EXERCISE REQUIREMENTS
Search the data below for the word "Introduction" and copy each line that holds it.

EXERCISE INPUT
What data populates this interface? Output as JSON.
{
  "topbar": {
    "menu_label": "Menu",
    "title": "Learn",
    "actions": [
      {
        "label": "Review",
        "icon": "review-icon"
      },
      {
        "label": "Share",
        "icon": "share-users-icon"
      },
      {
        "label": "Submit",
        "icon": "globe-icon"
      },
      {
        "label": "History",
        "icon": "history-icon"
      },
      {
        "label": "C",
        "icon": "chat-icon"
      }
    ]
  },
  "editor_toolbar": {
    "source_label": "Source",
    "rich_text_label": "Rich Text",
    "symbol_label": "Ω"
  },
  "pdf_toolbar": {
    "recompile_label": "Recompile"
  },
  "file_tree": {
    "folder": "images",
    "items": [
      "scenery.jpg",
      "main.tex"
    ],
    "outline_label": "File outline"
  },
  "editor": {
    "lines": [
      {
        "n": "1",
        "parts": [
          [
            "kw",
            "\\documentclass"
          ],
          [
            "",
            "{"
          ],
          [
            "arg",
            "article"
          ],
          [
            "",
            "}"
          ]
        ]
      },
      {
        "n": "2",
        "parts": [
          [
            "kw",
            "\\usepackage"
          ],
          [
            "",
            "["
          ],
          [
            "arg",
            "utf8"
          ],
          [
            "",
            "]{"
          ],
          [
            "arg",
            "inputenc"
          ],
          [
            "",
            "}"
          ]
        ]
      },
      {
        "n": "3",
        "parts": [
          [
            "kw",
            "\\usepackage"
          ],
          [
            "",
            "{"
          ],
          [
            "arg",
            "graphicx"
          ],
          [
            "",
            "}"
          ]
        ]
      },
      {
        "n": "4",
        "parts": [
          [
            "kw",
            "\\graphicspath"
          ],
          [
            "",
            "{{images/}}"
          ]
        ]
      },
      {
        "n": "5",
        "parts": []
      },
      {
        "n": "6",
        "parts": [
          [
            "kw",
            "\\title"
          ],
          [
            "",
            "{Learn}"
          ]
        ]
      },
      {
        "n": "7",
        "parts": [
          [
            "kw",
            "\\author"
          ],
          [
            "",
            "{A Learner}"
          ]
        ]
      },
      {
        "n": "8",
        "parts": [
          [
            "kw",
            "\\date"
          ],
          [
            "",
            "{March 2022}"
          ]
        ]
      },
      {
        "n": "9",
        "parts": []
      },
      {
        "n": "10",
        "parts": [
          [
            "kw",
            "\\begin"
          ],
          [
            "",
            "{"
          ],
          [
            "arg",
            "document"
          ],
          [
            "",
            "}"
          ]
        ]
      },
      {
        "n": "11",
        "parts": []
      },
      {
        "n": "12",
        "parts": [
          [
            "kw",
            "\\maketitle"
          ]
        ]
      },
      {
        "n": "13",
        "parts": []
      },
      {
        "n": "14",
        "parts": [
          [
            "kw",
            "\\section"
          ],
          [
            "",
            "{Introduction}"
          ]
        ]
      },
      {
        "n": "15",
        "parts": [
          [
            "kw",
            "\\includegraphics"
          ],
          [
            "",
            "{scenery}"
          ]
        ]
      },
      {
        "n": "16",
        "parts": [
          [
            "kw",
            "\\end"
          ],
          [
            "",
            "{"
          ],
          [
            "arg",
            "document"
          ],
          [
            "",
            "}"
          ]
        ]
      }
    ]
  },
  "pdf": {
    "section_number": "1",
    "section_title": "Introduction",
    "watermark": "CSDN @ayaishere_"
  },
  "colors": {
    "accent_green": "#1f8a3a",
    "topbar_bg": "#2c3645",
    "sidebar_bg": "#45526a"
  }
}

THE OUTPUT
            "{Introduction}"
    "section_title": "Introduction",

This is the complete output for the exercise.